━━ Records for the task ━━

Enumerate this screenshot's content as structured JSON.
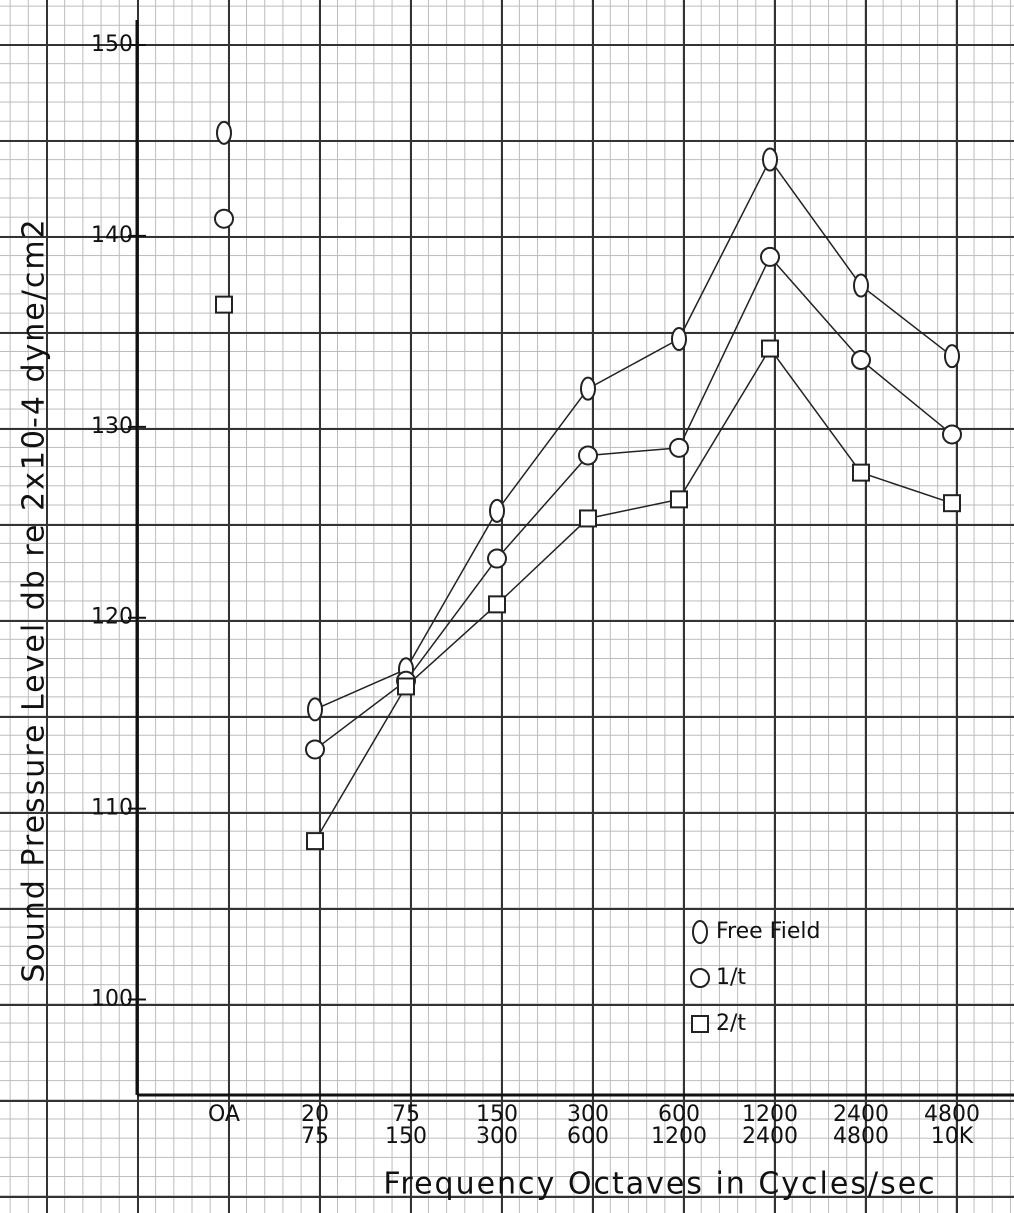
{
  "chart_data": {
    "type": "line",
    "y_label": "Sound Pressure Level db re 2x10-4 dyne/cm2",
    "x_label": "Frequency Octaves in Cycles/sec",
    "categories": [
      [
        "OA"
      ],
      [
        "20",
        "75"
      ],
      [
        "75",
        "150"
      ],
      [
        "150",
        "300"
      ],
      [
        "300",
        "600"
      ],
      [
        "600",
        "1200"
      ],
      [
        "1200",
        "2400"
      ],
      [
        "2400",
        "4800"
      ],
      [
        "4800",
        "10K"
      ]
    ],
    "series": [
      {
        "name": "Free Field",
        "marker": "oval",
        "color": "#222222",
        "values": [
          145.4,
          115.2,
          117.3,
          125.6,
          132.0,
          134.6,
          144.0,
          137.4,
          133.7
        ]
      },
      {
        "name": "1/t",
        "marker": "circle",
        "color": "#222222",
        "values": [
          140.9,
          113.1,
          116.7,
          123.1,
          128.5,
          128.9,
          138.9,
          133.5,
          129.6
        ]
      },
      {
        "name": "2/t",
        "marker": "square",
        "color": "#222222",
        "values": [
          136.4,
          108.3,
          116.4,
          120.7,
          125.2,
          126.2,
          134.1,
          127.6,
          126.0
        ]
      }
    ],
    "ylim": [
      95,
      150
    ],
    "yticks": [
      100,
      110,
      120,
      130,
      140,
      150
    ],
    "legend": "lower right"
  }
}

━━━

Each line above is to be copied verbatim. Drop any image from the copy.

Enumerate this screenshot's content as structured JSON.
{
  "chart_data": {
    "type": "line",
    "y_label": "Sound Pressure Level db re 2x10-4 dyne/cm2",
    "x_label": "Frequency Octaves in Cycles/sec",
    "categories": [
      [
        "OA"
      ],
      [
        "20",
        "75"
      ],
      [
        "75",
        "150"
      ],
      [
        "150",
        "300"
      ],
      [
        "300",
        "600"
      ],
      [
        "600",
        "1200"
      ],
      [
        "1200",
        "2400"
      ],
      [
        "2400",
        "4800"
      ],
      [
        "4800",
        "10K"
      ]
    ],
    "series": [
      {
        "name": "Free Field",
        "marker": "oval",
        "color": "#222222",
        "values": [
          145.4,
          115.2,
          117.3,
          125.6,
          132.0,
          134.6,
          144.0,
          137.4,
          133.7
        ]
      },
      {
        "name": "1/t",
        "marker": "circle",
        "color": "#222222",
        "values": [
          140.9,
          113.1,
          116.7,
          123.1,
          128.5,
          128.9,
          138.9,
          133.5,
          129.6
        ]
      },
      {
        "name": "2/t",
        "marker": "square",
        "color": "#222222",
        "values": [
          136.4,
          108.3,
          116.4,
          120.7,
          125.2,
          126.2,
          134.1,
          127.6,
          126.0
        ]
      }
    ],
    "ylim": [
      95,
      150
    ],
    "yticks": [
      100,
      110,
      120,
      130,
      140,
      150
    ],
    "legend": "lower right"
  }
}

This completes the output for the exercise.